Problem description: Check each line of the records below for the word "title" and copy those where it appears.
=====
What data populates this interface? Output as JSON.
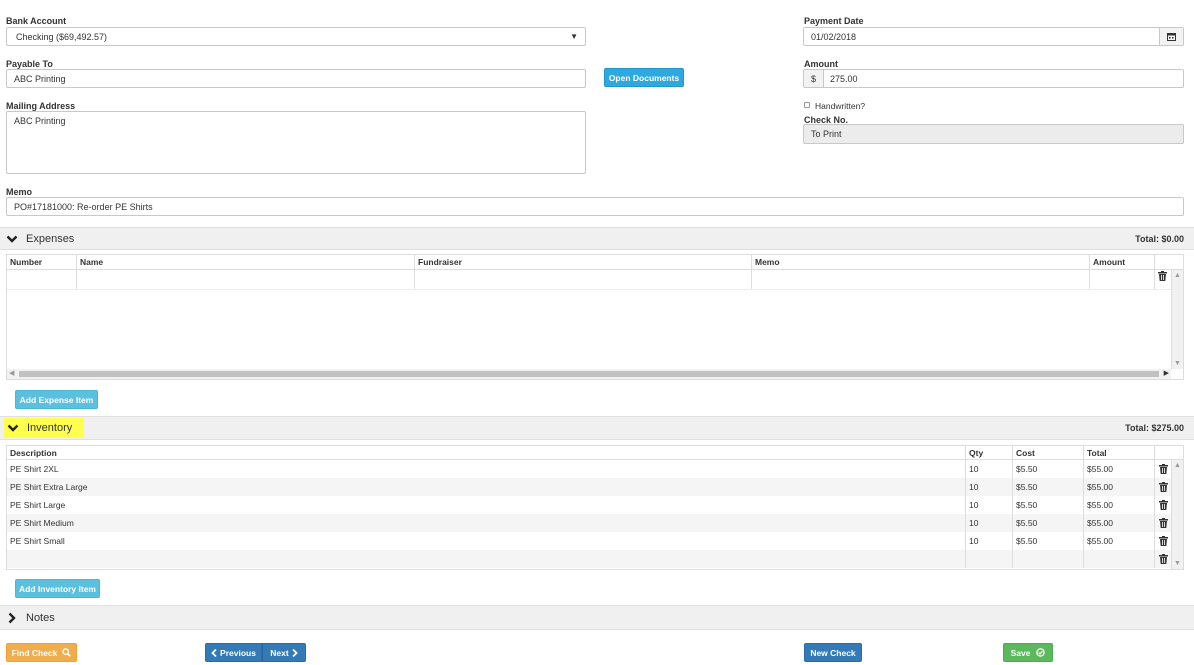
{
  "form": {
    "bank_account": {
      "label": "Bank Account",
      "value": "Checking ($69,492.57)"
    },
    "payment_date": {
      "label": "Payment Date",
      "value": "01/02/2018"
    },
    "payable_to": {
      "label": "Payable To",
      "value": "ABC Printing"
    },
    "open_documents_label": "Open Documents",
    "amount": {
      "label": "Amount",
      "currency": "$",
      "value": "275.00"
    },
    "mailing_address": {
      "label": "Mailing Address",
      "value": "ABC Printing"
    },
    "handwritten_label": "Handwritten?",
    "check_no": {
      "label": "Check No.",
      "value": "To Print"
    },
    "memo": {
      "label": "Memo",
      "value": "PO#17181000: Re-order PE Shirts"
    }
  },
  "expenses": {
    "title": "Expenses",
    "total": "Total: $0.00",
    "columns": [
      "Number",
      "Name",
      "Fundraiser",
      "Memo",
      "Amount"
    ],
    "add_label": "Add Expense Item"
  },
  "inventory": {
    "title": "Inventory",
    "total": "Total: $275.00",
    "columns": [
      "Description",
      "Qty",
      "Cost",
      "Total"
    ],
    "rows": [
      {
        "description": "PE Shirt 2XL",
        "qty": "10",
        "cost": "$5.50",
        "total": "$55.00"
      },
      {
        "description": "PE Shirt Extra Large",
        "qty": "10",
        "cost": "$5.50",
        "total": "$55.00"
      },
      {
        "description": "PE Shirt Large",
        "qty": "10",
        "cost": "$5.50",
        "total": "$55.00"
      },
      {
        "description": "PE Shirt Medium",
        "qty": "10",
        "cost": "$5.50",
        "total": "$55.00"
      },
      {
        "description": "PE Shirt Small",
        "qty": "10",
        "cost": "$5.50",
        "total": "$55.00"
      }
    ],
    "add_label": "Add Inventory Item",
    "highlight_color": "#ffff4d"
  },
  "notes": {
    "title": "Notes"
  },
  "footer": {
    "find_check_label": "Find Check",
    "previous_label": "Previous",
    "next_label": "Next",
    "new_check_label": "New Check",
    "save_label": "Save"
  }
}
=====
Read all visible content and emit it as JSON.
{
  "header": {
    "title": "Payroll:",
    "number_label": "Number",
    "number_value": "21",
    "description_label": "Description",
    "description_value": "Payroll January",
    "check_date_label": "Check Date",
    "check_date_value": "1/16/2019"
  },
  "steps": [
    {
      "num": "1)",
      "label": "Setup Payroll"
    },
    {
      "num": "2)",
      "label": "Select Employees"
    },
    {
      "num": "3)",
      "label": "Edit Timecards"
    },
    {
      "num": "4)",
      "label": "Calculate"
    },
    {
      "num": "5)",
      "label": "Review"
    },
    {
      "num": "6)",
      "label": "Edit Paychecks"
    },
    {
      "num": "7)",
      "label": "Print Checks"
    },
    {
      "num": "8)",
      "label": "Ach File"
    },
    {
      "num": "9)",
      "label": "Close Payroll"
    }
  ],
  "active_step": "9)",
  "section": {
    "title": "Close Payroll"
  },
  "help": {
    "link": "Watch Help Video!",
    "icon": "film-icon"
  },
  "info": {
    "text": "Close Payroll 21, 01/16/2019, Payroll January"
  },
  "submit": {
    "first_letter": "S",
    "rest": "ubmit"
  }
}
=====
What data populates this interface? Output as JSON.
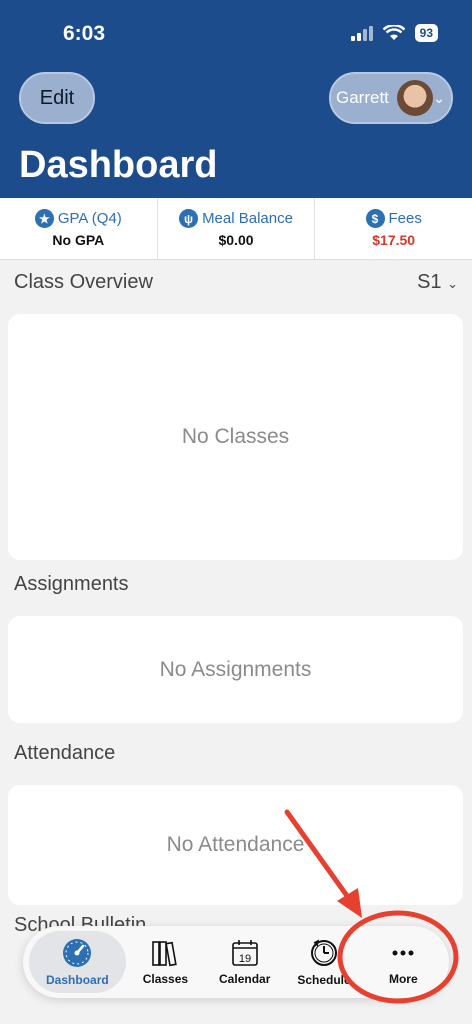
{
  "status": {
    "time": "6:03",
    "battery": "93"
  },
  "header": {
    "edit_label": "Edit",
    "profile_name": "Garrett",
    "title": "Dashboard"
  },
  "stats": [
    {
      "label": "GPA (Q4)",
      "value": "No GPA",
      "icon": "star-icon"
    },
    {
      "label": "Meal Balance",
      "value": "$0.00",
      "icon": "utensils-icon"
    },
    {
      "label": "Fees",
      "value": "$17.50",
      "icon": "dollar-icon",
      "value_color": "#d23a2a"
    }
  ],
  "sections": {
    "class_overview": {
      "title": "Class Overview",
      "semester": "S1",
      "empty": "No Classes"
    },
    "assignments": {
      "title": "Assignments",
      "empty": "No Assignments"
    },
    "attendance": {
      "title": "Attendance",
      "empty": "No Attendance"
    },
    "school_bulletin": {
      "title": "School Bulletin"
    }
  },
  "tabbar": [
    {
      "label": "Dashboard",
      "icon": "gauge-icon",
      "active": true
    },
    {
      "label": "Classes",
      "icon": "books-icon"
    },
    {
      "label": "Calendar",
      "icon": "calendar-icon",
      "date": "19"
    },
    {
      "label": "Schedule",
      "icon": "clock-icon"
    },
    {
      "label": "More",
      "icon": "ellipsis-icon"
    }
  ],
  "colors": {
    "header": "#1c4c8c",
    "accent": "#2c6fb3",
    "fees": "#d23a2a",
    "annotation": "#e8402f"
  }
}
=====
Full response:
    "title": "Expenses",
    "title": "Inventory",
    "title": "Notes"
    "title": "Payroll:",
    "title": "Close Payroll"
    "title": "Dashboard"
      "title": "Class Overview",
      "title": "Assignments",
      "title": "Attendance",
      "title": "School Bulletin"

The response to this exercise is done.